[START Input rows]

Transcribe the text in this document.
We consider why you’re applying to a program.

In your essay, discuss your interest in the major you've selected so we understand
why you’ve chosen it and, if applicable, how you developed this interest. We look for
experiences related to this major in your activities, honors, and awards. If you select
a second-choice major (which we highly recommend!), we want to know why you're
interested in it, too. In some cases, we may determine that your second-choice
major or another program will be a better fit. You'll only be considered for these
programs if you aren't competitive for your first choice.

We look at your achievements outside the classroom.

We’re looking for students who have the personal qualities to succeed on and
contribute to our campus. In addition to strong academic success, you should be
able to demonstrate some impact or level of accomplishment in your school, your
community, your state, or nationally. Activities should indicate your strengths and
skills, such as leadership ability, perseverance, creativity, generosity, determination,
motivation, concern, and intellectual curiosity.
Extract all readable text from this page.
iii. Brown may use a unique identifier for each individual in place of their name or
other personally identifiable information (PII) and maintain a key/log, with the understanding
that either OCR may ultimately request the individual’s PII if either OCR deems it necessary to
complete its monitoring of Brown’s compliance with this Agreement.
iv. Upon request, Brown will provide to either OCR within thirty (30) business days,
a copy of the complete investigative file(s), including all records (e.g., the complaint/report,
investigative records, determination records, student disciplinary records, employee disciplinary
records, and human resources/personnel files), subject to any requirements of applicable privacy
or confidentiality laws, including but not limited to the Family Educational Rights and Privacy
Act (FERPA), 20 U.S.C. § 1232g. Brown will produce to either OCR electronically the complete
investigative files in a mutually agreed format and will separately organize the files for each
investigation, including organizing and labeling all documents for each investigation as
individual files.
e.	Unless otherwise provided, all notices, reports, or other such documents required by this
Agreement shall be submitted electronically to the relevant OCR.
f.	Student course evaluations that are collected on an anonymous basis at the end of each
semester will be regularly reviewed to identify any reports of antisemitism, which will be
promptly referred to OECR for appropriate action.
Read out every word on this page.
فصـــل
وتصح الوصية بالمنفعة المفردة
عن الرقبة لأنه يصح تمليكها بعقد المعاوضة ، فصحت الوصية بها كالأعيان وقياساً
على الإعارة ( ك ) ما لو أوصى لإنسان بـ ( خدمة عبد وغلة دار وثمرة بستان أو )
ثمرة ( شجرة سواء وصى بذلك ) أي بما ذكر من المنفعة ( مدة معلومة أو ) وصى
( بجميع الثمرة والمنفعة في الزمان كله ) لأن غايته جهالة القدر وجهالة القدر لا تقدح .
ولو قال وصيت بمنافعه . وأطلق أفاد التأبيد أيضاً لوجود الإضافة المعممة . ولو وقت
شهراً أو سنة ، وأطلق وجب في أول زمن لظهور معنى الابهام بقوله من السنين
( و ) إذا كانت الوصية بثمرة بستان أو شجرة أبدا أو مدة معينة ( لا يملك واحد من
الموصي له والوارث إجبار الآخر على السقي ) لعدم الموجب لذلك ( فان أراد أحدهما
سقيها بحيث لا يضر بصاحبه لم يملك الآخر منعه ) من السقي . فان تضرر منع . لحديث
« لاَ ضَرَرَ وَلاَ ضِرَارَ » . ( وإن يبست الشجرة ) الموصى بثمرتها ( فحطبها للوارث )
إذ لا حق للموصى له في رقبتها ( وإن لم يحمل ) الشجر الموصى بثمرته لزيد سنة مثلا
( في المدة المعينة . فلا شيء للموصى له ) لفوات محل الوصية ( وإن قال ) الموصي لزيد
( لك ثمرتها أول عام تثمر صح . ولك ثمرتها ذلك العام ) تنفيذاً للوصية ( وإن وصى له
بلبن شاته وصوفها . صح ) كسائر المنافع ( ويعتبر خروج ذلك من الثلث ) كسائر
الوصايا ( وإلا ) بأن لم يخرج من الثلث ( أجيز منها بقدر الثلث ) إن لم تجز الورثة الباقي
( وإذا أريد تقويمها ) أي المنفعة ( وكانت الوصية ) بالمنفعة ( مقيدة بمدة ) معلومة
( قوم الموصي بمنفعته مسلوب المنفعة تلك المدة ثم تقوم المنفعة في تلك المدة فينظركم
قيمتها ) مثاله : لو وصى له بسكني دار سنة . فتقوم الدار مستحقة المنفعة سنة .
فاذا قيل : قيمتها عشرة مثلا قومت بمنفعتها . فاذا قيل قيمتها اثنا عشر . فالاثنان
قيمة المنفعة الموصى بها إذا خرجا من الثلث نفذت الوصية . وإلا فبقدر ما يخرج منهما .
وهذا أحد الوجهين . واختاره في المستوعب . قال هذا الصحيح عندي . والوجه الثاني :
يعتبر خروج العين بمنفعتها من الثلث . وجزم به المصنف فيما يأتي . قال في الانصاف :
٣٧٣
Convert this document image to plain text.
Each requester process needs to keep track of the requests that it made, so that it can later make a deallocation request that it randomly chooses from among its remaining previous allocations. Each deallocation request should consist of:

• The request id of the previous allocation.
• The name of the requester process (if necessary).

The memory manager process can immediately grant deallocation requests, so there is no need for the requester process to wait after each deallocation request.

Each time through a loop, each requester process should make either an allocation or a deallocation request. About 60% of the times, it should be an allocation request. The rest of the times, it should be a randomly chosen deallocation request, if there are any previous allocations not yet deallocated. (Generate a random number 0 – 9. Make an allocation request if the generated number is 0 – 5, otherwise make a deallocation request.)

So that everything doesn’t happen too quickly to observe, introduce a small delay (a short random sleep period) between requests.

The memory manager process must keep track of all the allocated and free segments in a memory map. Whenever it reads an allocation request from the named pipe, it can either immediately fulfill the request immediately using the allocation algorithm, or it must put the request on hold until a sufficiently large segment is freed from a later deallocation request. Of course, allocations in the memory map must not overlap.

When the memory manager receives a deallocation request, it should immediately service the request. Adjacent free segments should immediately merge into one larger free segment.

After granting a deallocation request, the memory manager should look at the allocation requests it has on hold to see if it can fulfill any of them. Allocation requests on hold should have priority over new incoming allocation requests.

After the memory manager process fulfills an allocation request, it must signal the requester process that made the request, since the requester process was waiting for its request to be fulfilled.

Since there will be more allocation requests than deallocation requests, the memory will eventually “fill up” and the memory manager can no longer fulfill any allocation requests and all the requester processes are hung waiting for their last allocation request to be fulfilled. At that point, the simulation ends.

[END Input rows]

Print every entry exactly as it appears.

# Solved exercise:
Transcribe the text in this document.
We consider why you’re applying to a program.

In your essay, discuss your interest in the major you've selected so we understand
why you’ve chosen it and, if applicable, how you developed this interest. We look for
experiences related to this major in your activities, honors, and awards. If you select
a second-choice major (which we highly recommend!), we want to know why you're
interested in it, too. In some cases, we may determine that your second-choice
major or another program will be a better fit. You'll only be considered for these
programs if you aren't competitive for your first choice.

We look at your achievements outside the classroom.

We’re looking for students who have the personal qualities to succeed on and
contribute to our campus. In addition to strong academic success, you should be
able to demonstrate some impact or level of accomplishment in your school, your
community, your state, or nationally. Activities should indicate your strengths and
skills, such as leadership ability, perseverance, creativity, generosity, determination,
motivation, concern, and intellectual curiosity.
Extract all readable text from this page.
iii. Brown may use a unique identifier for each individual in place of their name or
other personally identifiable information (PII) and maintain a key/log, with the understanding
that either OCR may ultimately request the individual’s PII if either OCR deems it necessary to
complete its monitoring of Brown’s compliance with this Agreement.
iv. Upon request, Brown will provide to either OCR within thirty (30) business days,
a copy of the complete investigative file(s), including all records (e.g., the complaint/report,
investigative records, determination records, student disciplinary records, employee disciplinary
records, and human resources/personnel files), subject to any requirements of applicable privacy
or confidentiality laws, including but not limited to the Family Educational Rights and Privacy
Act (FERPA), 20 U.S.C. § 1232g. Brown will produce to either OCR electronically the complete
investigative files in a mutually agreed format and will separately organize the files for each
investigation, including organizing and labeling all documents for each investigation as
individual files.
e.	Unless otherwise provided, all notices, reports, or other such documents required by this
Agreement shall be submitted electronically to the relevant OCR.
f.	Student course evaluations that are collected on an anonymous basis at the end of each
semester will be regularly reviewed to identify any reports of antisemitism, which will be
promptly referred to OECR for appropriate action.
Read out every word on this page.
فصـــل
وتصح الوصية بالمنفعة المفردة
عن الرقبة لأنه يصح تمليكها بعقد المعاوضة ، فصحت الوصية بها كالأعيان وقياساً
على الإعارة ( ك ) ما لو أوصى لإنسان بـ ( خدمة عبد وغلة دار وثمرة بستان أو )
ثمرة ( شجرة سواء وصى بذلك ) أي بما ذكر من المنفعة ( مدة معلومة أو ) وصى
( بجميع الثمرة والمنفعة في الزمان كله ) لأن غايته جهالة القدر وجهالة القدر لا تقدح .
ولو قال وصيت بمنافعه . وأطلق أفاد التأبيد أيضاً لوجود الإضافة المعممة . ولو وقت
شهراً أو سنة ، وأطلق وجب في أول زمن لظهور معنى الابهام بقوله من السنين
( و ) إذا كانت الوصية بثمرة بستان أو شجرة أبدا أو مدة معينة ( لا يملك واحد من
الموصي له والوارث إجبار الآخر على السقي ) لعدم الموجب لذلك ( فان أراد أحدهما
سقيها بحيث لا يضر بصاحبه لم يملك الآخر منعه ) من السقي . فان تضرر منع . لحديث
« لاَ ضَرَرَ وَلاَ ضِرَارَ » . ( وإن يبست الشجرة ) الموصى بثمرتها ( فحطبها للوارث )
إذ لا حق للموصى له في رقبتها ( وإن لم يحمل ) الشجر الموصى بثمرته لزيد سنة مثلا
( في المدة المعينة . فلا شيء للموصى له ) لفوات محل الوصية ( وإن قال ) الموصي لزيد
( لك ثمرتها أول عام تثمر صح . ولك ثمرتها ذلك العام ) تنفيذاً للوصية ( وإن وصى له
بلبن شاته وصوفها . صح ) كسائر المنافع ( ويعتبر خروج ذلك من الثلث ) كسائر
الوصايا ( وإلا ) بأن لم يخرج من الثلث ( أجيز منها بقدر الثلث ) إن لم تجز الورثة الباقي
( وإذا أريد تقويمها ) أي المنفعة ( وكانت الوصية ) بالمنفعة ( مقيدة بمدة ) معلومة
( قوم الموصي بمنفعته مسلوب المنفعة تلك المدة ثم تقوم المنفعة في تلك المدة فينظركم
قيمتها ) مثاله : لو وصى له بسكني دار سنة . فتقوم الدار مستحقة المنفعة سنة .
فاذا قيل : قيمتها عشرة مثلا قومت بمنفعتها . فاذا قيل قيمتها اثنا عشر . فالاثنان
قيمة المنفعة الموصى بها إذا خرجا من الثلث نفذت الوصية . وإلا فبقدر ما يخرج منهما .
وهذا أحد الوجهين . واختاره في المستوعب . قال هذا الصحيح عندي . والوجه الثاني :
يعتبر خروج العين بمنفعتها من الثلث . وجزم به المصنف فيما يأتي . قال في الانصاف :
٣٧٣
Convert this document image to plain text.
Each requester process needs to keep track of the requests that it made, so that it can later make a deallocation request that it randomly chooses from among its remaining previous allocations. Each deallocation request should consist of:

• The request id of the previous allocation.
• The name of the requester process (if necessary).

The memory manager process can immediately grant deallocation requests, so there is no need for the requester process to wait after each deallocation request.

Each time through a loop, each requester process should make either an allocation or a deallocation request. About 60% of the times, it should be an allocation request. The rest of the times, it should be a randomly chosen deallocation request, if there are any previous allocations not yet deallocated. (Generate a random number 0 – 9. Make an allocation request if the generated number is 0 – 5, otherwise make a deallocation request.)

So that everything doesn’t happen too quickly to observe, introduce a small delay (a short random sleep period) between requests.

The memory manager process must keep track of all the allocated and free segments in a memory map. Whenever it reads an allocation request from the named pipe, it can either immediately fulfill the request immediately using the allocation algorithm, or it must put the request on hold until a sufficiently large segment is freed from a later deallocation request. Of course, allocations in the memory map must not overlap.

When the memory manager receives a deallocation request, it should immediately service the request. Adjacent free segments should immediately merge into one larger free segment.

After granting a deallocation request, the memory manager should look at the allocation requests it has on hold to see if it can fulfill any of them. Allocation requests on hold should have priority over new incoming allocation requests.

After the memory manager process fulfills an allocation request, it must signal the requester process that made the request, since the requester process was waiting for its request to be fulfilled.

Since there will be more allocation requests than deallocation requests, the memory will eventually “fill up” and the memory manager can no longer fulfill any allocation requests and all the requester processes are hung waiting for their last allocation request to be fulfilled. At that point, the simulation ends.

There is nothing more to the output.